**Information given**:
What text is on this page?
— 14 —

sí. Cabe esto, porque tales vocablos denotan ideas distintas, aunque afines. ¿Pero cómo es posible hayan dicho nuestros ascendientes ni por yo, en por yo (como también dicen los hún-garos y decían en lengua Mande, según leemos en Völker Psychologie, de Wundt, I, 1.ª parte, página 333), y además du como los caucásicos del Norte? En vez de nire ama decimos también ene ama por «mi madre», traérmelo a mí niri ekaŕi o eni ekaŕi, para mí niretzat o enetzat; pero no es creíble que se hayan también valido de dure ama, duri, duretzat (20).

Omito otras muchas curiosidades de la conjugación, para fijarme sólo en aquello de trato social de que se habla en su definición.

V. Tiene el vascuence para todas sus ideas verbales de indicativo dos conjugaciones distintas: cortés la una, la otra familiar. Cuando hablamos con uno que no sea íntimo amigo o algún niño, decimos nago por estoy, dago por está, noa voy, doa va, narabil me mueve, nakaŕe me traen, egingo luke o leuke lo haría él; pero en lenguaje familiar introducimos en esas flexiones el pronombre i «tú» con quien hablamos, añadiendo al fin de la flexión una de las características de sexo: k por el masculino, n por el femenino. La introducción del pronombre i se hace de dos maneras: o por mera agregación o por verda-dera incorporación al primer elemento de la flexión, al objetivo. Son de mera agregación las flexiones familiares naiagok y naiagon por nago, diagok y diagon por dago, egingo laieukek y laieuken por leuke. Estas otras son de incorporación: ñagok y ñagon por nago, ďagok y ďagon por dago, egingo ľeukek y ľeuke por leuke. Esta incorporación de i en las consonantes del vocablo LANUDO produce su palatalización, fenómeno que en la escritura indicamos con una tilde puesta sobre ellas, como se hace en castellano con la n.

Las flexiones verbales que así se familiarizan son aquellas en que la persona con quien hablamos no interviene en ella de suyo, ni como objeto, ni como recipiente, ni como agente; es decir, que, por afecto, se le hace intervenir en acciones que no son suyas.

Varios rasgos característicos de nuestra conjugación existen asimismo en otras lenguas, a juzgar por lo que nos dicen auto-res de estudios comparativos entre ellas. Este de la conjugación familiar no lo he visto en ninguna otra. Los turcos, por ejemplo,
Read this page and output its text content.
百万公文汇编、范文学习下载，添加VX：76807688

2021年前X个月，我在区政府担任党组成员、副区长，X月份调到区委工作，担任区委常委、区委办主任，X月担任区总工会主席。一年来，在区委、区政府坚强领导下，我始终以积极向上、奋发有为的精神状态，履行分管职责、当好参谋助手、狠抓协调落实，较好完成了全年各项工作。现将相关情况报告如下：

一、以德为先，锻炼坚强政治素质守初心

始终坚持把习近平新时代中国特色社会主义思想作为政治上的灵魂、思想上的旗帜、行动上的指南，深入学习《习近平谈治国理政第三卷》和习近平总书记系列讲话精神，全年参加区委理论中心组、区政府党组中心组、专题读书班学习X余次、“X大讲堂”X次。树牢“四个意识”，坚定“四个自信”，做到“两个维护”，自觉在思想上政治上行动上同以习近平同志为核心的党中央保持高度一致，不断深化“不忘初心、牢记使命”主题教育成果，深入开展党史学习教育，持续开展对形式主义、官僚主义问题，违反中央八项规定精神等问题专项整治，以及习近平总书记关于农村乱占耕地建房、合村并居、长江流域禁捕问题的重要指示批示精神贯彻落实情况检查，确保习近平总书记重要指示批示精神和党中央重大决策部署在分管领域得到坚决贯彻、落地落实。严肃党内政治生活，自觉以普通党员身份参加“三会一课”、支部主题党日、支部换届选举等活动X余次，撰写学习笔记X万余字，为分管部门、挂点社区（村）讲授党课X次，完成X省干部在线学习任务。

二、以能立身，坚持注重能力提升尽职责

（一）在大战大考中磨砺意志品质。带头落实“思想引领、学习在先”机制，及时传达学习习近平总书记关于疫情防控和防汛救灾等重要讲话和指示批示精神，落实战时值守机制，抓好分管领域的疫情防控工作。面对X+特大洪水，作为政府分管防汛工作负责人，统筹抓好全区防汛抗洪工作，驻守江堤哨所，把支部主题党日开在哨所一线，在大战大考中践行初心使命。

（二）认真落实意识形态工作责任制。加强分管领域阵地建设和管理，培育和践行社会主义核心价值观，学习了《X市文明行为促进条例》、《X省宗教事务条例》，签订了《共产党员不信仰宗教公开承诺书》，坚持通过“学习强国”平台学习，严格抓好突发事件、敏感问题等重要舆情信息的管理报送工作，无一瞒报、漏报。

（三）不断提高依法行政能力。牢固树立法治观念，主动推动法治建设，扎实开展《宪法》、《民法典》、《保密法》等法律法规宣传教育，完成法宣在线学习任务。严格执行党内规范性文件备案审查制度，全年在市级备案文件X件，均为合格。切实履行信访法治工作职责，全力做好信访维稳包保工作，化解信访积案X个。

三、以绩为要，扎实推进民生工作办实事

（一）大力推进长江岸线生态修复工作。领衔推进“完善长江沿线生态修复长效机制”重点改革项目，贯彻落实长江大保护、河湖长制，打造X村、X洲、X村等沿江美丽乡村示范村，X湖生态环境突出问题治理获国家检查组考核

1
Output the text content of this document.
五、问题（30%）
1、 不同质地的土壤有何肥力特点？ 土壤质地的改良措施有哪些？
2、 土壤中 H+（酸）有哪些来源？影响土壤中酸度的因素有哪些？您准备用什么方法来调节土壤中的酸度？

**What is being asked**: State how many lines include the string "conjugación". Give no other information.

**Written response**: 2